-- Begin RECORDS PROVIDED --

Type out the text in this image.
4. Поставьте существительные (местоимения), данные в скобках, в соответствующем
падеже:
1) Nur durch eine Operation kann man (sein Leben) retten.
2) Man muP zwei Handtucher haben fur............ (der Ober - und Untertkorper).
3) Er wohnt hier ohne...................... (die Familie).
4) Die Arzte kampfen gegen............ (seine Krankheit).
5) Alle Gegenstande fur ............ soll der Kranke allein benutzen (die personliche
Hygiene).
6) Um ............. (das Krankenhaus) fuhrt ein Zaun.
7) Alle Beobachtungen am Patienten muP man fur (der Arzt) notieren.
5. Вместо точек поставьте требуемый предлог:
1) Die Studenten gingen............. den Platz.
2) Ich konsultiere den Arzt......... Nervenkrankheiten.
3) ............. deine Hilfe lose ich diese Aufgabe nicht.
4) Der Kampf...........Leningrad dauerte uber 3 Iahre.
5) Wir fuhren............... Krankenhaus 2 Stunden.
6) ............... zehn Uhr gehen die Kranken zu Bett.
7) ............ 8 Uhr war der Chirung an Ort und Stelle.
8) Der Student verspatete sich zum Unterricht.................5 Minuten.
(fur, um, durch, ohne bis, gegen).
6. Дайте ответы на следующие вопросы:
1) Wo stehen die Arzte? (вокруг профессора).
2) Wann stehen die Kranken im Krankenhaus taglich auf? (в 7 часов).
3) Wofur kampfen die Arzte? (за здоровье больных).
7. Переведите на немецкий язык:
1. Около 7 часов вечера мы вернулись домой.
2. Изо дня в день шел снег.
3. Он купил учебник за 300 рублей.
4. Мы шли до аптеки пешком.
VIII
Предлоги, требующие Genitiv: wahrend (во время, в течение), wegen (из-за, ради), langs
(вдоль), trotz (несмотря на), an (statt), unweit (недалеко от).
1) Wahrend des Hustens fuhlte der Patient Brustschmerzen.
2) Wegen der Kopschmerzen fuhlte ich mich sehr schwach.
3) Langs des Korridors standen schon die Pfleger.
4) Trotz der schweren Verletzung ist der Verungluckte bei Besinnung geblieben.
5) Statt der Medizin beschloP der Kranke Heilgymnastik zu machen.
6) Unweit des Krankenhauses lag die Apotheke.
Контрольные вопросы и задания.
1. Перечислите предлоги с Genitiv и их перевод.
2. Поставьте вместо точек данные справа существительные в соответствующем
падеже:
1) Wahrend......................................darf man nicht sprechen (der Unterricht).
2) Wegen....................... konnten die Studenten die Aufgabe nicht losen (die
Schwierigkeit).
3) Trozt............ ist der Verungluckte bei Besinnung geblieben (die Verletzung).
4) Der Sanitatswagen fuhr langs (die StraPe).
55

-- End RECORDS PROVIDED --

• [AIM OF THE EXERCISE]:
Search the data for "Aufgabe" and list every line in which it occurs.

• [THE OUTPUT]:
3) ............. deine Hilfe lose ich diese Aufgabe nicht.
2) Wegen....................... konnten die Studenten die Aufgabe nicht losen (die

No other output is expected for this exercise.